Task to complete
Copy nothing but the text: repeat each entry exactly and drop the images.

-- START --

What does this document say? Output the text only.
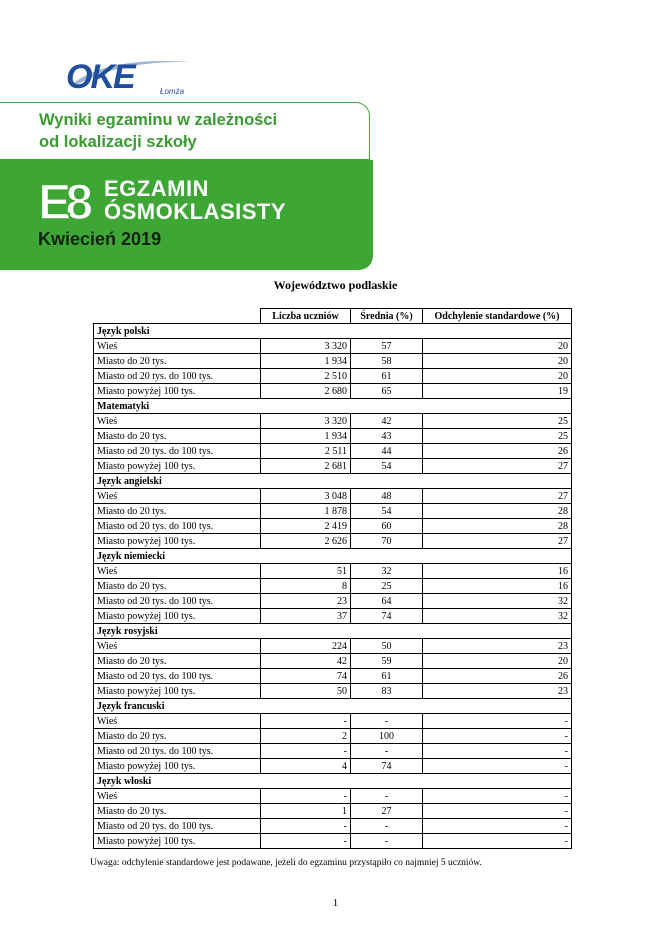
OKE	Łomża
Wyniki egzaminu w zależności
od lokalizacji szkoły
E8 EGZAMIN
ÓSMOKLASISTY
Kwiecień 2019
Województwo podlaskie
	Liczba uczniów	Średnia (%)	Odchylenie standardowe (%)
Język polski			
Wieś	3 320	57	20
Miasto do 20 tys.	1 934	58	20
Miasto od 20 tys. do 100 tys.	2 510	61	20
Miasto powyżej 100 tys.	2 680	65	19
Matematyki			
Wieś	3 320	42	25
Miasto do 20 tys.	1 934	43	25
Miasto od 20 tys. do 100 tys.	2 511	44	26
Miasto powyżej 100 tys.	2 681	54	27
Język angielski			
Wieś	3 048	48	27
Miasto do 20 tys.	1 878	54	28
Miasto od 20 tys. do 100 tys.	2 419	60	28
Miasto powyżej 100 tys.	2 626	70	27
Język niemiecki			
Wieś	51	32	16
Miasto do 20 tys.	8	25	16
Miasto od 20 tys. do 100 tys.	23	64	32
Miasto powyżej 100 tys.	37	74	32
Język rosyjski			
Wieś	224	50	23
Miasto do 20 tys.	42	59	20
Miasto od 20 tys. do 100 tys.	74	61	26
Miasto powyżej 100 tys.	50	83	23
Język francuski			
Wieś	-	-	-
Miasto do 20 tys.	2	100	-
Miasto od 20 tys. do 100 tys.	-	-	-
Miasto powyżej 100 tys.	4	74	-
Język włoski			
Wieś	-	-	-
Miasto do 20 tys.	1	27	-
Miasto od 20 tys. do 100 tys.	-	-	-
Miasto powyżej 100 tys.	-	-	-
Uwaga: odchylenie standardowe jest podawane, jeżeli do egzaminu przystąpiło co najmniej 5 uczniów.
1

-- END --

Output
What does this document say? Output the text only.
OKE	Łomża
Wyniki egzaminu w zależności
od lokalizacji szkoły
E8 EGZAMIN
ÓSMOKLASISTY
Kwiecień 2019
Województwo podlaskie
	Liczba uczniów	Średnia (%)	Odchylenie standardowe (%)
Język polski			
Wieś	3 320	57	20
Miasto do 20 tys.	1 934	58	20
Miasto od 20 tys. do 100 tys.	2 510	61	20
Miasto powyżej 100 tys.	2 680	65	19
Matematyki			
Wieś	3 320	42	25
Miasto do 20 tys.	1 934	43	25
Miasto od 20 tys. do 100 tys.	2 511	44	26
Miasto powyżej 100 tys.	2 681	54	27
Język angielski			
Wieś	3 048	48	27
Miasto do 20 tys.	1 878	54	28
Miasto od 20 tys. do 100 tys.	2 419	60	28
Miasto powyżej 100 tys.	2 626	70	27
Język niemiecki			
Wieś	51	32	16
Miasto do 20 tys.	8	25	16
Miasto od 20 tys. do 100 tys.	23	64	32
Miasto powyżej 100 tys.	37	74	32
Język rosyjski			
Wieś	224	50	23
Miasto do 20 tys.	42	59	20
Miasto od 20 tys. do 100 tys.	74	61	26
Miasto powyżej 100 tys.	50	83	23
Język francuski			
Wieś	-	-	-
Miasto do 20 tys.	2	100	-
Miasto od 20 tys. do 100 tys.	-	-	-
Miasto powyżej 100 tys.	4	74	-
Język włoski			
Wieś	-	-	-
Miasto do 20 tys.	1	27	-
Miasto od 20 tys. do 100 tys.	-	-	-
Miasto powyżej 100 tys.	-	-	-
Uwaga: odchylenie standardowe jest podawane, jeżeli do egzaminu przystąpiło co najmniej 5 uczniów.
1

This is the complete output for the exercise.